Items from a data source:
───

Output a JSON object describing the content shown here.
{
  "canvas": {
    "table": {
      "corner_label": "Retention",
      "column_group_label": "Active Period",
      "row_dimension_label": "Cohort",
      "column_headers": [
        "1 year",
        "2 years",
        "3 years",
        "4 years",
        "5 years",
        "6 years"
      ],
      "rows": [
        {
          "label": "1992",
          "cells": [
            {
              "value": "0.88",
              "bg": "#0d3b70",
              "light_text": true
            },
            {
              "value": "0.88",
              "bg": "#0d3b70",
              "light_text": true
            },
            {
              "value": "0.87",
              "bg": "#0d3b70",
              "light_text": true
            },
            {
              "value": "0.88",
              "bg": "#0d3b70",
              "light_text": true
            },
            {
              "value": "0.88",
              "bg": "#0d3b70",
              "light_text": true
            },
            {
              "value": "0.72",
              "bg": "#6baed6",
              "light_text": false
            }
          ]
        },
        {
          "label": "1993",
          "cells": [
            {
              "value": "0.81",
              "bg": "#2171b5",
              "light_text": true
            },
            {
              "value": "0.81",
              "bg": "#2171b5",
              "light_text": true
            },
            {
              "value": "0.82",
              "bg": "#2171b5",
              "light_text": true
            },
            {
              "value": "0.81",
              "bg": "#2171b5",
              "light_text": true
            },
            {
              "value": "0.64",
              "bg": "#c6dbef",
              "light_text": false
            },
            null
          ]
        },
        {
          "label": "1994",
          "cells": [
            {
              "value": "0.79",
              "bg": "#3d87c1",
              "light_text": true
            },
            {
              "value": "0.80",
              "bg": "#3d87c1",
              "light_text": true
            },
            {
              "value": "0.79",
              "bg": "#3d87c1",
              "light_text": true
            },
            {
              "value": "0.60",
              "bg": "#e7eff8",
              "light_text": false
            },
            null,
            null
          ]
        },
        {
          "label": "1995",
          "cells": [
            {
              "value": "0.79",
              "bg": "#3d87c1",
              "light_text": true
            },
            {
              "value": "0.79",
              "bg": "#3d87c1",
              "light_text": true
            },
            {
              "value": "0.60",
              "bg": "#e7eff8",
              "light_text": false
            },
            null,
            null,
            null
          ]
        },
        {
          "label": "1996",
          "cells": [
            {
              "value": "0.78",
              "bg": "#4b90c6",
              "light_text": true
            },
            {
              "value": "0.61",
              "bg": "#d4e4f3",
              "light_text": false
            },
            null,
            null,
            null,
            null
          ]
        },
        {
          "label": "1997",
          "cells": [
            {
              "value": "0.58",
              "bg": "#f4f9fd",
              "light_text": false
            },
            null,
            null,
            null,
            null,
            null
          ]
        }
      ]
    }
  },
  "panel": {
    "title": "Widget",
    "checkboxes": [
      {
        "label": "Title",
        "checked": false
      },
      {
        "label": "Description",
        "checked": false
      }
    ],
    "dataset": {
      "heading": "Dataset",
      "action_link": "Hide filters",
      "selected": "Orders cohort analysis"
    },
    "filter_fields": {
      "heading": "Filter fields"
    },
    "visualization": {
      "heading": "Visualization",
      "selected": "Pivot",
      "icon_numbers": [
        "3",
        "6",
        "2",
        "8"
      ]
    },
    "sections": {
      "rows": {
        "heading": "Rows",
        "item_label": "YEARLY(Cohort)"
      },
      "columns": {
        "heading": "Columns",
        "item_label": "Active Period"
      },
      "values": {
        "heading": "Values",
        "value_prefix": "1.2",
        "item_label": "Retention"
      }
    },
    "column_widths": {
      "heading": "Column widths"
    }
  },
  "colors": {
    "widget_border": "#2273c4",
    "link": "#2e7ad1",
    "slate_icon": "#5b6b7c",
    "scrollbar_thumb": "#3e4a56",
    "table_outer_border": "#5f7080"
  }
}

───

What to do:
Search the listing for the string "selected". Copy each line where it turns up.

Response:
      "selected": "Orders cohort analysis"
      "selected": "Pivot",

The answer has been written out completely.